[Entries from a visual dataset]
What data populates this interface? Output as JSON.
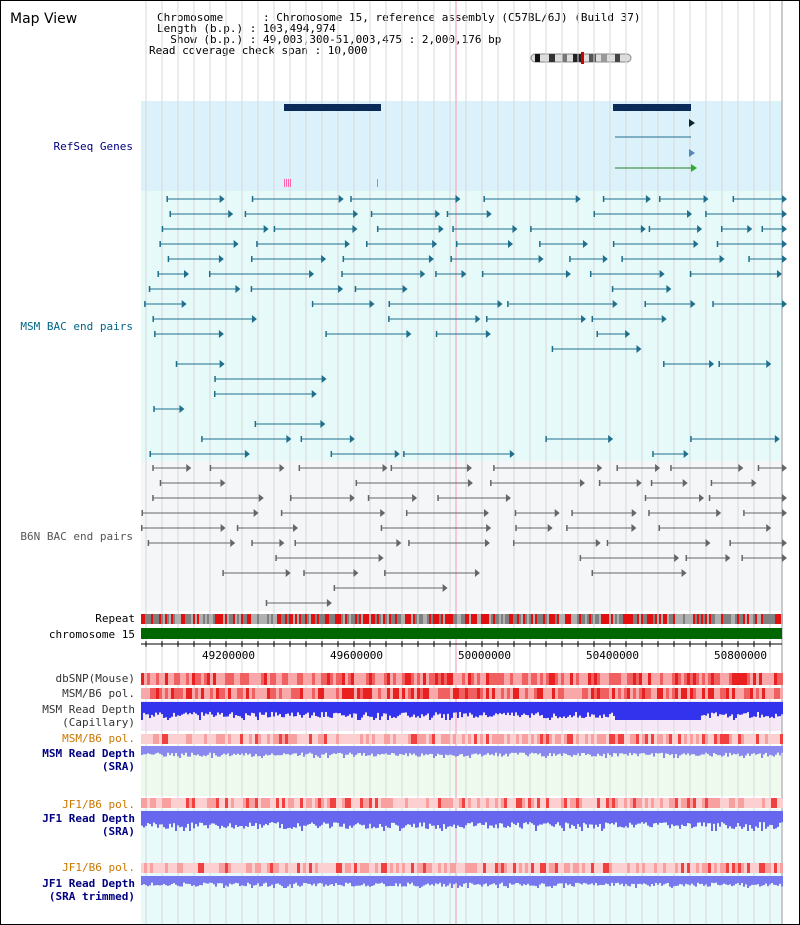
{
  "header": {
    "title": "Map View",
    "info_rows": [
      "Chromosome      : Chromosome 15, reference assembly (C57BL/6J) (Build 37)",
      "Length (b.p.) : 103,494,974",
      "  Show (b.p.) : 49,003,300-51,003,475 : 2,000,176 bp",
      "Read coverage check span : 10,000"
    ]
  },
  "tracks": {
    "refseq": "RefSeq Genes",
    "msm_bac": "MSM BAC end pairs",
    "b6n_bac": "B6N BAC end pairs",
    "repeat": "Repeat",
    "chromosome": "chromosome 15",
    "dbsnp": "dbSNP(Mouse)",
    "msm_b6_pol_1": "MSM/B6 pol.",
    "msm_depth_cap": "MSM Read Depth\n(Capillary)",
    "msm_b6_pol_2": "MSM/B6 pol.",
    "msm_depth_sra": "MSM Read Depth\n(SRA)",
    "jf1_b6_pol_1": "JF1/B6 pol.",
    "jf1_depth_sra": "JF1 Read Depth\n(SRA)",
    "jf1_b6_pol_2": "JF1/B6 pol.",
    "jf1_depth_trim": "JF1 Read Depth\n(SRA trimmed)"
  },
  "axis": {
    "ticks": [
      "49200000",
      "49600000",
      "50000000",
      "50400000",
      "50800000"
    ]
  },
  "colors": {
    "refseq_bg": "#dcf2fb",
    "msm_bg": "#e6fafa",
    "b6n_bg": "#f4f6f8",
    "msm_feature": "#1f6f8c",
    "b6n_feature": "#666666",
    "chromosome_bar": "#006600",
    "label_blue": "#000080",
    "label_orange": "#cc7700",
    "depth_blue": "#3333ee"
  }
}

## Exercise instructions
Please repeat all of the data exactly, excluding images.

## Solution for this problem
What data populates this interface? Output as JSON.
{
  "header": {
    "title": "Map View",
    "info_rows": [
      "Chromosome      : Chromosome 15, reference assembly (C57BL/6J) (Build 37)",
      "Length (b.p.) : 103,494,974",
      "  Show (b.p.) : 49,003,300-51,003,475 : 2,000,176 bp",
      "Read coverage check span : 10,000"
    ]
  },
  "tracks": {
    "refseq": "RefSeq Genes",
    "msm_bac": "MSM BAC end pairs",
    "b6n_bac": "B6N BAC end pairs",
    "repeat": "Repeat",
    "chromosome": "chromosome 15",
    "dbsnp": "dbSNP(Mouse)",
    "msm_b6_pol_1": "MSM/B6 pol.",
    "msm_depth_cap": "MSM Read Depth\n(Capillary)",
    "msm_b6_pol_2": "MSM/B6 pol.",
    "msm_depth_sra": "MSM Read Depth\n(SRA)",
    "jf1_b6_pol_1": "JF1/B6 pol.",
    "jf1_depth_sra": "JF1 Read Depth\n(SRA)",
    "jf1_b6_pol_2": "JF1/B6 pol.",
    "jf1_depth_trim": "JF1 Read Depth\n(SRA trimmed)"
  },
  "axis": {
    "ticks": [
      "49200000",
      "49600000",
      "50000000",
      "50400000",
      "50800000"
    ]
  },
  "colors": {
    "refseq_bg": "#dcf2fb",
    "msm_bg": "#e6fafa",
    "b6n_bg": "#f4f6f8",
    "msm_feature": "#1f6f8c",
    "b6n_feature": "#666666",
    "chromosome_bar": "#006600",
    "label_blue": "#000080",
    "label_orange": "#cc7700",
    "depth_blue": "#3333ee"
  }
}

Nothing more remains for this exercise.